* Start Information given *

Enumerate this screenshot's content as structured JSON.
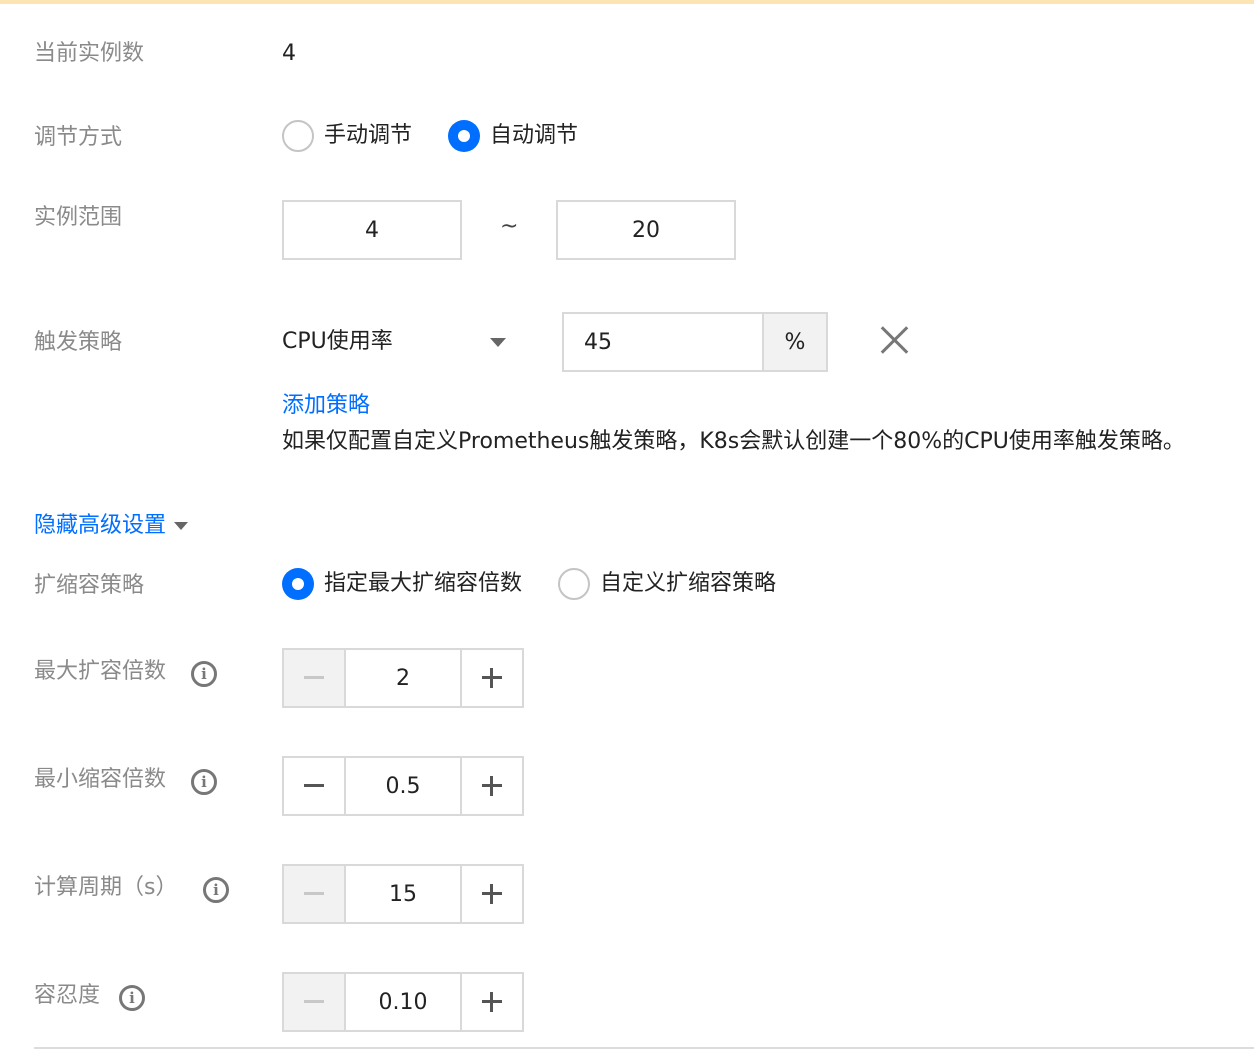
{
  "current_instances": {
    "label": "当前实例数",
    "value": "4"
  },
  "adjust_mode": {
    "label": "调节方式",
    "options": [
      {
        "label": "手动调节",
        "checked": false
      },
      {
        "label": "自动调节",
        "checked": true
      }
    ]
  },
  "instance_range": {
    "label": "实例范围",
    "min": "4",
    "separator": "~",
    "max": "20"
  },
  "trigger_policy": {
    "label": "触发策略",
    "metric": "CPU使用率",
    "value": "45",
    "unit": "%",
    "add_link": "添加策略",
    "hint": "如果仅配置自定义Prometheus触发策略，K8s会默认创建一个80%的CPU使用率触发策略。"
  },
  "advanced_toggle": "隐藏高级设置",
  "scaling_policy": {
    "label": "扩缩容策略",
    "options": [
      {
        "label": "指定最大扩缩容倍数",
        "checked": true
      },
      {
        "label": "自定义扩缩容策略",
        "checked": false
      }
    ]
  },
  "max_scale_up": {
    "label": "最大扩容倍数",
    "value": "2"
  },
  "min_scale_down": {
    "label": "最小缩容倍数",
    "value": "0.5"
  },
  "compute_period": {
    "label": "计算周期（s）",
    "value": "15"
  },
  "tolerance": {
    "label": "容忍度",
    "value": "0.10"
  },
  "colors": {
    "accent": "#006eff",
    "label": "#8a8a8a",
    "border": "#d9d9d9",
    "top_bar": "#fde4b4"
  }
}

* End Information given *

_Direction_. Transcribe all the records above word for word, without their images.

_Final answer_.
Enumerate this screenshot's content as structured JSON.
{
  "current_instances": {
    "label": "当前实例数",
    "value": "4"
  },
  "adjust_mode": {
    "label": "调节方式",
    "options": [
      {
        "label": "手动调节",
        "checked": false
      },
      {
        "label": "自动调节",
        "checked": true
      }
    ]
  },
  "instance_range": {
    "label": "实例范围",
    "min": "4",
    "separator": "~",
    "max": "20"
  },
  "trigger_policy": {
    "label": "触发策略",
    "metric": "CPU使用率",
    "value": "45",
    "unit": "%",
    "add_link": "添加策略",
    "hint": "如果仅配置自定义Prometheus触发策略，K8s会默认创建一个80%的CPU使用率触发策略。"
  },
  "advanced_toggle": "隐藏高级设置",
  "scaling_policy": {
    "label": "扩缩容策略",
    "options": [
      {
        "label": "指定最大扩缩容倍数",
        "checked": true
      },
      {
        "label": "自定义扩缩容策略",
        "checked": false
      }
    ]
  },
  "max_scale_up": {
    "label": "最大扩容倍数",
    "value": "2"
  },
  "min_scale_down": {
    "label": "最小缩容倍数",
    "value": "0.5"
  },
  "compute_period": {
    "label": "计算周期（s）",
    "value": "15"
  },
  "tolerance": {
    "label": "容忍度",
    "value": "0.10"
  },
  "colors": {
    "accent": "#006eff",
    "label": "#8a8a8a",
    "border": "#d9d9d9",
    "top_bar": "#fde4b4"
  }
}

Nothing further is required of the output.